▶ _Work instructions_
Reproduce all the lines below exactly and omit the images.

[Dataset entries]
--- Begin ---

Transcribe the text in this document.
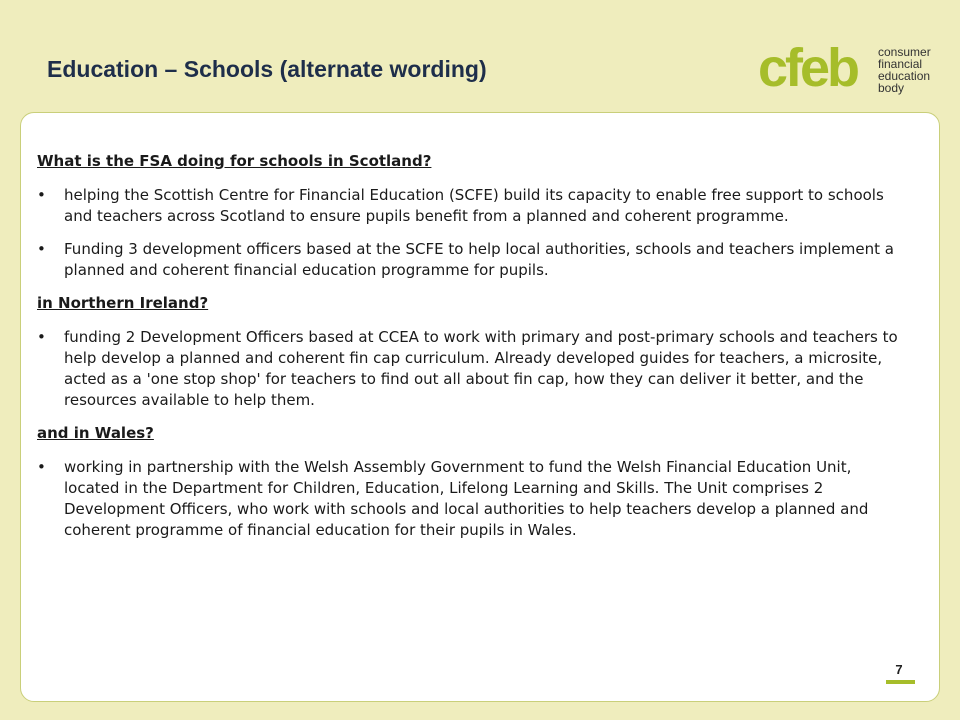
Education – Schools (alternate wording)	cfeb consumer
financial
education
body
What is the FSA doing for schools in Scotland?
• helping the Scottish Centre for Financial Education (SCFE) build its capacity to enable free support to schools and teachers across Scotland to ensure pupils benefit from a planned and coherent programme.
• Funding 3 development officers based at the SCFE to help local authorities, schools and teachers implement a planned and coherent financial education programme for pupils.
in Northern Ireland?
• funding 2 Development Officers based at CCEA to work with primary and post-primary schools and teachers to help develop a planned and coherent fin cap curriculum. Already developed guides for teachers, a microsite, acted as a 'one stop shop' for teachers to find out all about fin cap, how they can deliver it better, and the resources available to help them.
and in Wales?
• working in partnership with the Welsh Assembly Government to fund the Welsh Financial Education Unit, located in the Department for Children, Education, Lifelong Learning and Skills. The Unit comprises 2 Development Officers, who work with schools and local authorities to help teachers develop a planned and coherent programme of financial education for their pupils in Wales.
7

--- End ---

▶ _Worked answer_
Transcribe the text in this document.
Education – Schools (alternate wording)	cfeb consumer
financial
education
body
What is the FSA doing for schools in Scotland?
• helping the Scottish Centre for Financial Education (SCFE) build its capacity to enable free support to schools and teachers across Scotland to ensure pupils benefit from a planned and coherent programme.
• Funding 3 development officers based at the SCFE to help local authorities, schools and teachers implement a planned and coherent financial education programme for pupils.
in Northern Ireland?
• funding 2 Development Officers based at CCEA to work with primary and post-primary schools and teachers to help develop a planned and coherent fin cap curriculum. Already developed guides for teachers, a microsite, acted as a 'one stop shop' for teachers to find out all about fin cap, how they can deliver it better, and the resources available to help them.
and in Wales?
• working in partnership with the Welsh Assembly Government to fund the Welsh Financial Education Unit, located in the Department for Children, Education, Lifelong Learning and Skills. The Unit comprises 2 Development Officers, who work with schools and local authorities to help teachers develop a planned and coherent programme of financial education for their pupils in Wales.
7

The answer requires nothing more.